_Exercise requirements_
Below are the records; collect from them each line containing the string "amount".

* start Records supplied *

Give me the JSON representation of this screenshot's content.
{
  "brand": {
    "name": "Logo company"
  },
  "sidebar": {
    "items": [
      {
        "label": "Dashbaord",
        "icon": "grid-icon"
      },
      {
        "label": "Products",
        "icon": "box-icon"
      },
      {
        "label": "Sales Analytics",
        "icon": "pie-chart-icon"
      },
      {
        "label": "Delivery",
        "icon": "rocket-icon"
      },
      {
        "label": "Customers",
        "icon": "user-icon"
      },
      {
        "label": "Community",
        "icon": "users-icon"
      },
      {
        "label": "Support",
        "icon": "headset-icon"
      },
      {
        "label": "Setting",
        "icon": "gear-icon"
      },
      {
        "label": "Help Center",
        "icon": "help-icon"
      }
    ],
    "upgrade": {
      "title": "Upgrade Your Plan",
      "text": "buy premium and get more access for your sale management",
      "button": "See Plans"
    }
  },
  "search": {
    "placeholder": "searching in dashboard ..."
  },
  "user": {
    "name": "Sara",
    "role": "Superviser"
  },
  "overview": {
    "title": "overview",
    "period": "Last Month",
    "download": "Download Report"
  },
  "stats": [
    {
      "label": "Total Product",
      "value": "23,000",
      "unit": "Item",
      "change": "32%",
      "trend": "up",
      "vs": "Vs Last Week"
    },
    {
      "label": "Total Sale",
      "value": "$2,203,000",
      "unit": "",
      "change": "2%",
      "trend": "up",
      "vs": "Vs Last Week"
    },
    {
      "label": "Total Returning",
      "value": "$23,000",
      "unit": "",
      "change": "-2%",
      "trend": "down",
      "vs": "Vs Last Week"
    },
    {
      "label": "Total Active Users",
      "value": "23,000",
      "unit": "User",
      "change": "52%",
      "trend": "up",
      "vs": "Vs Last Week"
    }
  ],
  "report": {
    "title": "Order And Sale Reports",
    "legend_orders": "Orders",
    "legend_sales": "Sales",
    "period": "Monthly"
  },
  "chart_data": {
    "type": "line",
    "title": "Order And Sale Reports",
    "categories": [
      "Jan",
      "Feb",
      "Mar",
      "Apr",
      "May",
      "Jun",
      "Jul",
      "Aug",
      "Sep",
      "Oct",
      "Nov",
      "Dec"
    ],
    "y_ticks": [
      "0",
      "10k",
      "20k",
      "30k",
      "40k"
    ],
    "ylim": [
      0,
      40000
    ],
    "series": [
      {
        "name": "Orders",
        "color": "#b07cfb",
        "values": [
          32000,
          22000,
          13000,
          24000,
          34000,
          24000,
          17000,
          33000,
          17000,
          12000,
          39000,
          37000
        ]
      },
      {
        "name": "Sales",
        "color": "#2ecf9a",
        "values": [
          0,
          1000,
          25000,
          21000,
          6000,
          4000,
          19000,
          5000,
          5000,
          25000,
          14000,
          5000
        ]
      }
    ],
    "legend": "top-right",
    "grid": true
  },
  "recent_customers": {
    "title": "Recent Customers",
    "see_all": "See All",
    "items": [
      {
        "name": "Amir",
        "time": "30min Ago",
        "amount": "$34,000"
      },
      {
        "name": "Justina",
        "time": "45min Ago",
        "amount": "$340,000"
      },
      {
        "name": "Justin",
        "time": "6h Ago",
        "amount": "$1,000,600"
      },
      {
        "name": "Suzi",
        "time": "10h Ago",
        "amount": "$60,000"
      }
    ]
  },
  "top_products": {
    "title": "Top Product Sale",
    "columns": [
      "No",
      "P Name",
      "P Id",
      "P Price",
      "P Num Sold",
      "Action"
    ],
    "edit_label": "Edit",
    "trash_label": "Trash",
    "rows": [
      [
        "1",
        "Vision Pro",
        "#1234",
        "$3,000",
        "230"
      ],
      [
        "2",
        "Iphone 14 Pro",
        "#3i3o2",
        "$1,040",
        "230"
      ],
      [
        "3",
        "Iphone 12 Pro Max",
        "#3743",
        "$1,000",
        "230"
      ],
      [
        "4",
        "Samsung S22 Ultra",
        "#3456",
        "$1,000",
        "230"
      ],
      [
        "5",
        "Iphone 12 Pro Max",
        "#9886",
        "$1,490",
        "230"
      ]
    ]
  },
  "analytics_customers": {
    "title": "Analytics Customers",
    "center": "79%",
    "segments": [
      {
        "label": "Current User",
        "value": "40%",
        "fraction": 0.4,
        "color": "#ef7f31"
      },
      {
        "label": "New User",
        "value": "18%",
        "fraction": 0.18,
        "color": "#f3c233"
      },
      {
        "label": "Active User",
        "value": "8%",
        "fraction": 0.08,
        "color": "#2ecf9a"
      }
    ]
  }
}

* end Records supplied *

_The output_
        "amount": "$34,000"
        "amount": "$340,000"
        "amount": "$1,000,600"
        "amount": "$60,000"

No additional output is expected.